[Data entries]
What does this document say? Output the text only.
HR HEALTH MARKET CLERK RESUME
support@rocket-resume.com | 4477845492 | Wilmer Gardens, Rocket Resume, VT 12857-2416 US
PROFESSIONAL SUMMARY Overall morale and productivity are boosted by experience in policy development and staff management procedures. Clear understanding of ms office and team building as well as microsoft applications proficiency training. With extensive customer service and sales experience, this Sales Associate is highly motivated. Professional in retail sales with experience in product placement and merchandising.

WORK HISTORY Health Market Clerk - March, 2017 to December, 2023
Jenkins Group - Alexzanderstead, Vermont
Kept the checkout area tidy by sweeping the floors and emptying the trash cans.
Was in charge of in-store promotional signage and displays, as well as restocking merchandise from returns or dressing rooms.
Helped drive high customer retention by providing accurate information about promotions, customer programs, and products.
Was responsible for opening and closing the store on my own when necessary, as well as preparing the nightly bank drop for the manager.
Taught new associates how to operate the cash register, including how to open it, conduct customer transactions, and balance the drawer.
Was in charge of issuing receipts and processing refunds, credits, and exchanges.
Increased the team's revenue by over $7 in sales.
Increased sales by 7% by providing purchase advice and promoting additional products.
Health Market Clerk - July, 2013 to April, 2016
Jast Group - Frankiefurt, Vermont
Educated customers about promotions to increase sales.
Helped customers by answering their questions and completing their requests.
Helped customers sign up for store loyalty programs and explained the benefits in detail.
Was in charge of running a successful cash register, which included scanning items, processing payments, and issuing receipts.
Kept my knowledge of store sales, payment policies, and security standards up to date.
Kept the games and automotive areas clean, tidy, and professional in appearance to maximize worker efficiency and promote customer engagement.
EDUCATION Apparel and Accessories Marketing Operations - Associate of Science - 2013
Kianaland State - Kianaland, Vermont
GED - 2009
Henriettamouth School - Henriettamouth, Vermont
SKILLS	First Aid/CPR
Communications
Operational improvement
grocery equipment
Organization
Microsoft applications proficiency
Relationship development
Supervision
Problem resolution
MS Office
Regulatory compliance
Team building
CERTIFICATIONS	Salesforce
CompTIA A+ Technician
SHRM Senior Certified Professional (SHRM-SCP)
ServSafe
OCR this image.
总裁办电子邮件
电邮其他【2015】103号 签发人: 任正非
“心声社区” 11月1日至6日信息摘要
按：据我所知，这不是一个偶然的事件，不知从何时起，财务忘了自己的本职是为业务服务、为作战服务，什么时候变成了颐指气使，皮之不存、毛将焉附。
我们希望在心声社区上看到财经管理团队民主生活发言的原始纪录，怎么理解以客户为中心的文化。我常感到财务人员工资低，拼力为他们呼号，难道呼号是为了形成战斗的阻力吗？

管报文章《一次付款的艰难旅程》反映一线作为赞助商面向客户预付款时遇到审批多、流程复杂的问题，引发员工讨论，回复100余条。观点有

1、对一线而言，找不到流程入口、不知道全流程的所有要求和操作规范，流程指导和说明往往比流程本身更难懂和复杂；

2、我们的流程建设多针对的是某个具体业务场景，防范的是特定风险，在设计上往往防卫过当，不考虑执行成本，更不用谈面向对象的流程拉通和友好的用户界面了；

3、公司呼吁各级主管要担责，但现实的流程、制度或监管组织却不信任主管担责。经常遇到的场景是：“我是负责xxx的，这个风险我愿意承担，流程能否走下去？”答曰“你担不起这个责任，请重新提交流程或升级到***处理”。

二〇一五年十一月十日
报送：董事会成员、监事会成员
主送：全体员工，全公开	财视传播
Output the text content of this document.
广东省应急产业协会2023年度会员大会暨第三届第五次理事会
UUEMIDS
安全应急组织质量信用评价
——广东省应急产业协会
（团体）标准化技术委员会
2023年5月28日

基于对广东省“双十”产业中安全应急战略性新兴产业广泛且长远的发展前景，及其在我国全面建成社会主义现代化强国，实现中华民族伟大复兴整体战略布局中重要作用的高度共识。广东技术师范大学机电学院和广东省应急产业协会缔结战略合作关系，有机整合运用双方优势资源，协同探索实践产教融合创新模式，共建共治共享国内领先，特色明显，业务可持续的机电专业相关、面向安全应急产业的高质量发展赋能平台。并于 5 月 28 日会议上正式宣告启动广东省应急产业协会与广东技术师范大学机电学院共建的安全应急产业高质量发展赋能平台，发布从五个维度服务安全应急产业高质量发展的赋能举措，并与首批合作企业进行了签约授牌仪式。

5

Given exercise:
Scan the data above and copy every line with "Output" in it.

Exercise answer:
What does this document say? Output the text only.
Output the text content of this document.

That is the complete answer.